Il discorso del Cardinale José Tolentino de Mendonça preparato per l'udienza concessa da Papa Francesco alle Università e Istituzioni Pontificie Romane, il 25 febbraio
25 febbraio 2023
Mentre vi saluto con grande gioia (voi rettori, staff rettorali, docenti, studenti, collaboratori), e lo faccio a nome del Dicastero per la Cultura e l’Educazione, ringrazio dell’opportunità che mi viene data di rivolgervi una breve parola.
In questo contesto amerei condividere con voi la risonanza che suscita in me uno scritto di Simone Weil, filosofa che frequento da anni. Confesso di non avere con questo testo un rapporto del tutto pacifico. Credo però che i grandi testi che incontriamo nella vita debbano avere la funzione non di tranquillizzarci bensì di metterci in stato di allerta. Il testo di cui voglio parlarvi ha un titolo lungo e culturalmente controcorrente: «Riflessione sul buon uso degli studi scolastici in vista dell’amore di Dio»[1]. Parlare in questi termini dello studio significa riconoscere che questo non è semplicemente una tecnica, quasi fosse un territorio neutro o distante dalla vita spirituale. E giustapporgli l’aggettivo “scolastico” non significa cristallizzarlo in funzione di una determinata utilità, ma piuttosto implica risalire a quello che la parola greca scholé indicava: il tempo che il cittadino dedicava a sé stesso e alla propria formazione (alla sua paideia), che doveva essere integrale nel senso dell’estensione e universale nell’ordine dell’oggetto.

## Cosa fare
- a) Ricopia dal discorso sullo studio tutto ciò che va da "Il discorso del" giù fino a "una breve parola.".
- b) Scrivi il seguito del discorso sullo studio, partendo subito dopo la sua ultima frase.

## Elementi provenienti da una fonte di dati
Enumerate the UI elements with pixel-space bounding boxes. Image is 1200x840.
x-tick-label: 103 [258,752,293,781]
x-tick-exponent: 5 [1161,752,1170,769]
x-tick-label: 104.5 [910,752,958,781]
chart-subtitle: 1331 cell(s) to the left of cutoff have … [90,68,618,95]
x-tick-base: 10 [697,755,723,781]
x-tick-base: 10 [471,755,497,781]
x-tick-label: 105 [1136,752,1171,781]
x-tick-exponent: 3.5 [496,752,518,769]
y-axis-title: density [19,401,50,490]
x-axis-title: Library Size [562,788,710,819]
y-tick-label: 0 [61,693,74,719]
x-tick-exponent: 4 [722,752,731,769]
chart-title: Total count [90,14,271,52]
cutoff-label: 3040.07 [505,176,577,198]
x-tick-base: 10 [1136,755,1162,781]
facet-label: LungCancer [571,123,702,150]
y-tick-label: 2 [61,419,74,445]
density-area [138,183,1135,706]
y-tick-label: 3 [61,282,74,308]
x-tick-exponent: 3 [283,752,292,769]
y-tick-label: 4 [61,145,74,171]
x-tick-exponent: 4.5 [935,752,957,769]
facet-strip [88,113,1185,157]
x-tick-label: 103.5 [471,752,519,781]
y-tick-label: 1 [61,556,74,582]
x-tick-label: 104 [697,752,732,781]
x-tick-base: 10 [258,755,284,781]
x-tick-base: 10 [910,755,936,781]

## Risultati per compito
- a)
Il discorso del Cardinale José Tolentino de Mendonça preparato per l'udienza concessa da Papa Francesco alle Università e Istituzioni Pontificie Romane, il 25 febbraio
25 febbraio 2023
Mentre vi saluto con grande gioia (voi rettori, staff rettorali, docenti, studenti, collaboratori), e lo faccio a nome del Dicastero per la Cultura e l’Educazione, ringrazio dell’opportunità che mi viene data di rivolgervi una breve parola.

- b)
È ben vero che con il suo saggio Simone Weil non intendeva speculare sulle migliori o più immediate vie al successo pedagogico. Per lei si trattava invece di lottare per la sopravvivenza di ciò che definisce l’essere umano. E che consiste in questo: capire che la propria vocazione altro non è che l’orientamento totale della vita alla verità, e che esistere acquista senso solo nell’obbedienza a tale vocazione, in quel desiderio ardente per la verità e in quell’interminabile sforzo di attenzione che l’approccio alla verità comporta. Solo quando questo è salvaguardato, sosteneva Simone, gli studi scolastici diventano «uno di quei campi in cui è racchiusa una perla. Per questa perla vale la pena di vendere tutti i propri beni» (p. 201).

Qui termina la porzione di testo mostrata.